WHAT TO PRODUCE: Write the data below out exactly as it stands. Do not include the pictures.

· · · ·

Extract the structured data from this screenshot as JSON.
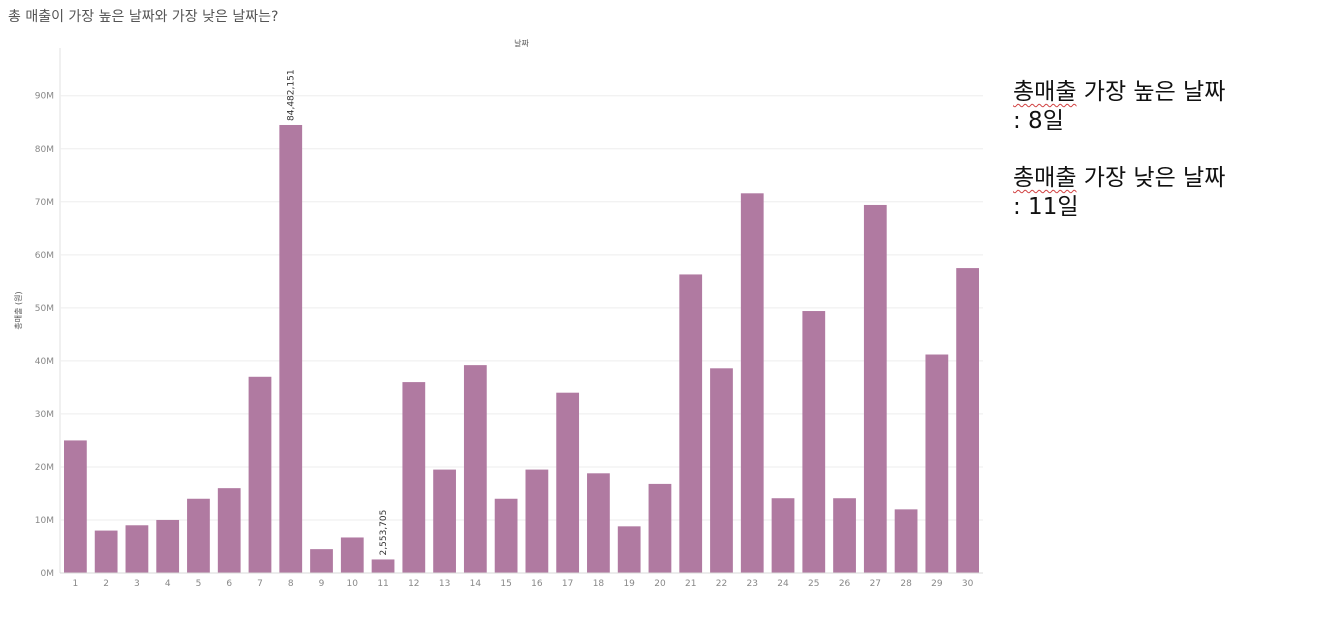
{
  "page": {
    "question": "총 매출이 가장 높은 날짜와 가장 낮은 날짜는?"
  },
  "notes": {
    "highest_label": "총매출",
    "highest_rest": " 가장 높은 날짜",
    "highest_value": ": 8일",
    "lowest_label": "총매출",
    "lowest_rest": " 가장 낮은 날짜",
    "lowest_value": ": 11일"
  },
  "colors": {
    "bar": "#b07aa1",
    "grid": "#eeeeee",
    "axis_text": "#888888"
  },
  "chart_data": {
    "type": "bar",
    "title": "날짜",
    "xlabel": "",
    "ylabel": "총매출 (원)",
    "categories": [
      "1",
      "2",
      "3",
      "4",
      "5",
      "6",
      "7",
      "8",
      "9",
      "10",
      "11",
      "12",
      "13",
      "14",
      "15",
      "16",
      "17",
      "18",
      "19",
      "20",
      "21",
      "22",
      "23",
      "24",
      "25",
      "26",
      "27",
      "28",
      "29",
      "30"
    ],
    "values": [
      25000000,
      8000000,
      9000000,
      10000000,
      14000000,
      16000000,
      37000000,
      84482151,
      4500000,
      6700000,
      2553705,
      36000000,
      19500000,
      39200000,
      14000000,
      19500000,
      34000000,
      18800000,
      8800000,
      16800000,
      56300000,
      38600000,
      71600000,
      14100000,
      49400000,
      14100000,
      69400000,
      12000000,
      41200000,
      57500000
    ],
    "data_labels": {
      "8": "84,482,151",
      "11": "2,553,705"
    },
    "ylim": [
      0,
      99000000
    ],
    "yticks": [
      0,
      10000000,
      20000000,
      30000000,
      40000000,
      50000000,
      60000000,
      70000000,
      80000000,
      90000000
    ],
    "ytick_labels": [
      "0M",
      "10M",
      "20M",
      "30M",
      "40M",
      "50M",
      "60M",
      "70M",
      "80M",
      "90M"
    ],
    "grid": true
  }
}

· · · ·

OUTPUT FOR THIS EXERCISE:
Extract the structured data from this screenshot as JSON.
{
  "page": {
    "question": "총 매출이 가장 높은 날짜와 가장 낮은 날짜는?"
  },
  "notes": {
    "highest_label": "총매출",
    "highest_rest": " 가장 높은 날짜",
    "highest_value": ": 8일",
    "lowest_label": "총매출",
    "lowest_rest": " 가장 낮은 날짜",
    "lowest_value": ": 11일"
  },
  "colors": {
    "bar": "#b07aa1",
    "grid": "#eeeeee",
    "axis_text": "#888888"
  },
  "chart_data": {
    "type": "bar",
    "title": "날짜",
    "xlabel": "",
    "ylabel": "총매출 (원)",
    "categories": [
      "1",
      "2",
      "3",
      "4",
      "5",
      "6",
      "7",
      "8",
      "9",
      "10",
      "11",
      "12",
      "13",
      "14",
      "15",
      "16",
      "17",
      "18",
      "19",
      "20",
      "21",
      "22",
      "23",
      "24",
      "25",
      "26",
      "27",
      "28",
      "29",
      "30"
    ],
    "values": [
      25000000,
      8000000,
      9000000,
      10000000,
      14000000,
      16000000,
      37000000,
      84482151,
      4500000,
      6700000,
      2553705,
      36000000,
      19500000,
      39200000,
      14000000,
      19500000,
      34000000,
      18800000,
      8800000,
      16800000,
      56300000,
      38600000,
      71600000,
      14100000,
      49400000,
      14100000,
      69400000,
      12000000,
      41200000,
      57500000
    ],
    "data_labels": {
      "8": "84,482,151",
      "11": "2,553,705"
    },
    "ylim": [
      0,
      99000000
    ],
    "yticks": [
      0,
      10000000,
      20000000,
      30000000,
      40000000,
      50000000,
      60000000,
      70000000,
      80000000,
      90000000
    ],
    "ytick_labels": [
      "0M",
      "10M",
      "20M",
      "30M",
      "40M",
      "50M",
      "60M",
      "70M",
      "80M",
      "90M"
    ],
    "grid": true
  }
}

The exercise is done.